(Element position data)
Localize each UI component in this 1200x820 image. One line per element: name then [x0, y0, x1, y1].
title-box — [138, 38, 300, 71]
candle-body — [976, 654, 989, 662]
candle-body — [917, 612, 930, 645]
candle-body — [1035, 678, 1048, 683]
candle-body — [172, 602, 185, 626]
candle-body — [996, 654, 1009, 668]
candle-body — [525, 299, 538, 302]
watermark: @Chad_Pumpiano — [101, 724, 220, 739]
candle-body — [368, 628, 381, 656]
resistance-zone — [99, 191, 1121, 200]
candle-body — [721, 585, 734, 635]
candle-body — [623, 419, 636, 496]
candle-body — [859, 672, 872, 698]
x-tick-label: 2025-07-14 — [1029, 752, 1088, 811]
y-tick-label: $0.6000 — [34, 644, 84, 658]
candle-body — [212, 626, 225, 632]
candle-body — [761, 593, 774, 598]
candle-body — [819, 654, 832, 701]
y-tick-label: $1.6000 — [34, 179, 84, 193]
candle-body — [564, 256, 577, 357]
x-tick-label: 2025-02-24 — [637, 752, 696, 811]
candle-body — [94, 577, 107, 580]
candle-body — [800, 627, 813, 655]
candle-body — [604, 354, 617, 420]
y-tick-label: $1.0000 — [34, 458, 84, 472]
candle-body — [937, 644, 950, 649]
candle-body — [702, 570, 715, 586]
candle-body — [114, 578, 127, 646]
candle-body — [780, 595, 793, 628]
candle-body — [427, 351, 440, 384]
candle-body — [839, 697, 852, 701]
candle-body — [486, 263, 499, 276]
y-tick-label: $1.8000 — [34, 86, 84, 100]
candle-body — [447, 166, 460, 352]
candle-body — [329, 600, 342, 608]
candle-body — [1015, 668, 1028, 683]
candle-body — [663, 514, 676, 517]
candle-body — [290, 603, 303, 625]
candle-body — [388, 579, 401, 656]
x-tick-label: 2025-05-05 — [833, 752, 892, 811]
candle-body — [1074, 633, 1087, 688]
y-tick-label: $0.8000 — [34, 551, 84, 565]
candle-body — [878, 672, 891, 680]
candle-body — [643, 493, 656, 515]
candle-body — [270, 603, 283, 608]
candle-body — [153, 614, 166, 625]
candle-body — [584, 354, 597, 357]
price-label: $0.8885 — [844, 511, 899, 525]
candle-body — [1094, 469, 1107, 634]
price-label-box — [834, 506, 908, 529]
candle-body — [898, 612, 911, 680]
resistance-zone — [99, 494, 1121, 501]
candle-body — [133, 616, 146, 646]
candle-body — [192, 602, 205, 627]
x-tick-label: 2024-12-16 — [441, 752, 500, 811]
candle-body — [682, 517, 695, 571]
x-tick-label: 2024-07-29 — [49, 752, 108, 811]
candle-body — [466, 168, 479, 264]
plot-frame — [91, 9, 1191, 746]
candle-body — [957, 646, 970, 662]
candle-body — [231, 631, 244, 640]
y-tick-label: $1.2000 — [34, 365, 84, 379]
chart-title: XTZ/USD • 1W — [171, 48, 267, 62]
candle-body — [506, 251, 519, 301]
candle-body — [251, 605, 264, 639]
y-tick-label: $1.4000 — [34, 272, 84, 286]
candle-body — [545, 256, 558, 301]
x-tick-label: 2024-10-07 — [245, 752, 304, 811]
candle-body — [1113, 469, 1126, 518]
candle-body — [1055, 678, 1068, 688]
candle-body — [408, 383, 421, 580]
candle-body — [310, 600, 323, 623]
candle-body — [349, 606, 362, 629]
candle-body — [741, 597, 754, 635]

- [Objective]
Copy every line above word for word, without changing any of them.

- [Output below]
Localize each UI component in this 1200x820 image. One line per element: name then [x0, y0, x1, y1].
title-box — [138, 38, 300, 71]
candle-body — [976, 654, 989, 662]
candle-body — [917, 612, 930, 645]
candle-body — [1035, 678, 1048, 683]
candle-body — [172, 602, 185, 626]
candle-body — [996, 654, 1009, 668]
candle-body — [525, 299, 538, 302]
watermark: @Chad_Pumpiano — [101, 724, 220, 739]
candle-body — [368, 628, 381, 656]
resistance-zone — [99, 191, 1121, 200]
candle-body — [721, 585, 734, 635]
candle-body — [623, 419, 636, 496]
candle-body — [859, 672, 872, 698]
x-tick-label: 2025-07-14 — [1029, 752, 1088, 811]
y-tick-label: $0.6000 — [34, 644, 84, 658]
candle-body — [212, 626, 225, 632]
candle-body — [761, 593, 774, 598]
candle-body — [819, 654, 832, 701]
y-tick-label: $1.6000 — [34, 179, 84, 193]
candle-body — [564, 256, 577, 357]
x-tick-label: 2025-02-24 — [637, 752, 696, 811]
candle-body — [94, 577, 107, 580]
candle-body — [800, 627, 813, 655]
candle-body — [604, 354, 617, 420]
y-tick-label: $1.0000 — [34, 458, 84, 472]
candle-body — [937, 644, 950, 649]
candle-body — [702, 570, 715, 586]
candle-body — [114, 578, 127, 646]
candle-body — [780, 595, 793, 628]
candle-body — [427, 351, 440, 384]
candle-body — [839, 697, 852, 701]
candle-body — [486, 263, 499, 276]
y-tick-label: $1.8000 — [34, 86, 84, 100]
candle-body — [447, 166, 460, 352]
candle-body — [329, 600, 342, 608]
candle-body — [1015, 668, 1028, 683]
candle-body — [663, 514, 676, 517]
candle-body — [290, 603, 303, 625]
candle-body — [388, 579, 401, 656]
x-tick-label: 2025-05-05 — [833, 752, 892, 811]
candle-body — [1074, 633, 1087, 688]
y-tick-label: $0.8000 — [34, 551, 84, 565]
candle-body — [878, 672, 891, 680]
candle-body — [643, 493, 656, 515]
candle-body — [270, 603, 283, 608]
candle-body — [153, 614, 166, 625]
candle-body — [584, 354, 597, 357]
price-label: $0.8885 — [844, 511, 899, 525]
candle-body — [1094, 469, 1107, 634]
price-label-box — [834, 506, 908, 529]
candle-body — [898, 612, 911, 680]
resistance-zone — [99, 494, 1121, 501]
candle-body — [133, 616, 146, 646]
candle-body — [192, 602, 205, 627]
x-tick-label: 2024-12-16 — [441, 752, 500, 811]
candle-body — [682, 517, 695, 571]
x-tick-label: 2024-07-29 — [49, 752, 108, 811]
candle-body — [466, 168, 479, 264]
plot-frame — [91, 9, 1191, 746]
candle-body — [957, 646, 970, 662]
candle-body — [231, 631, 244, 640]
y-tick-label: $1.2000 — [34, 365, 84, 379]
chart-title: XTZ/USD • 1W — [171, 48, 267, 62]
candle-body — [506, 251, 519, 301]
candle-body — [251, 605, 264, 639]
y-tick-label: $1.4000 — [34, 272, 84, 286]
candle-body — [545, 256, 558, 301]
x-tick-label: 2024-10-07 — [245, 752, 304, 811]
candle-body — [1113, 469, 1126, 518]
candle-body — [1055, 678, 1068, 688]
candle-body — [408, 383, 421, 580]
candle-body — [310, 600, 323, 623]
candle-body — [349, 606, 362, 629]
candle-body — [741, 597, 754, 635]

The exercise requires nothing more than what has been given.